Heidegger tests this definition by applying it to an instance of doxic seeing, in this case a true view, i.e. one that is not mistaken: “Theodorus takes somebody approaching from a distance, who is in fact Theaetetus, to be Theaetetus.” (220) Heidegger analyses:

[the distant figure] “presents a view, a look, indeed the look of Theaetetus: accordingly, on the basis of this look, we take him for Theaetetus. Another possibility: we know Theaetetus, we know in advance that at this time of day he usually comes along this road, we can already visualise him doing this, we can hold ourselves to him as this being who is not yet bodily present. And now a man appears in the distance, presenting a view to us, without our being able to see with sufficient clarity that it is Theaetetus: but we opine it must be him: we now take the approaching person to be Theaetetus, not because of the look (having-present) but because of prior making-present.” (221)

Thus we have two objects towards which doxic seeing is directed, both of which are at the same time known and unknown. There is the unidentified “somebody approaching” who is concretely present but not known, we do not yet know who it is. We also have Theaetetus who we make present in advance of his concrete presence, so we know him in memory but do not know him in bodily presence.

• **PROVIDED DATA**

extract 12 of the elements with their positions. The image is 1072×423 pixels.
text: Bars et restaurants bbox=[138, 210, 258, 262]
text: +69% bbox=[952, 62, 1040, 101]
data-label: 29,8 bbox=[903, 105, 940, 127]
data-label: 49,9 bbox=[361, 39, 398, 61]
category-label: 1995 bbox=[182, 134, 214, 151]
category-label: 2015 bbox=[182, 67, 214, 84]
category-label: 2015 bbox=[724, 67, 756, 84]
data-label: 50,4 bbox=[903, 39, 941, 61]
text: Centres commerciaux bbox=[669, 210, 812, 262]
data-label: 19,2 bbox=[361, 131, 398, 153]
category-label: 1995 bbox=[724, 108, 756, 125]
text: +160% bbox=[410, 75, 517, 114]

• **PROBLEM DESCRIPTION**
Carry the passage on Heidegger's analysis of doxic seeing forward from its last sentence, in the same expository voice.

• **EXPECTED OUTPUT**
These are not two separate ways of seeing but one. Heidegger reflects Plato’s definition when he says that the seeing of doxa, “is a comportment that is unitarily directed both to what is bodily present and to what making-present re-presents in advance.” (222) This leads him to characterise doxa as “two-pronged or forked,” one prong aimed at what is present before us, the other towards that which we anticipate – both seen together. This clarifies the nature of the true doxa as a fork, which means it must also be important for understanding the pseudes doxa and therefore of pseudos.

Pseudos
The understanding of pseudos is now approached through an example of a false view: “someone takes the distant Theaetetus for Socrates.” The distant person seems, looks like both Theaetetus and Socrates. For this to happen we must know both Theaetetus and Socrates and they must be bodily absent but yet made-present. This means the seeing of the false view can only happen in mnemonic making-present, i.e. what is brought to mind in memory. The action of looking, that Heidegger ascribes to the false view, is one of looking past what is seen, i.e. that which is; towards what is seen, that which is not. “What is passed by is precisely there, is as such present.”

The seeing of the pseudes doxa mis-takes the seeing of something as something, one thing determines the look of the other by hiding it. Yet it is not completely hidden it shows itself to our doxa as seeming. One thing can seem like… and like … Heidegger defines seeming as a mode of unhiddenness (i.e truth) which is essentially hiddenness (i.e. untruth). This brings us back to the beginning of Heidegger’s account of his engagement with Plato, truth as aletheia is what is not hidden, therefore untruth is what is hidden.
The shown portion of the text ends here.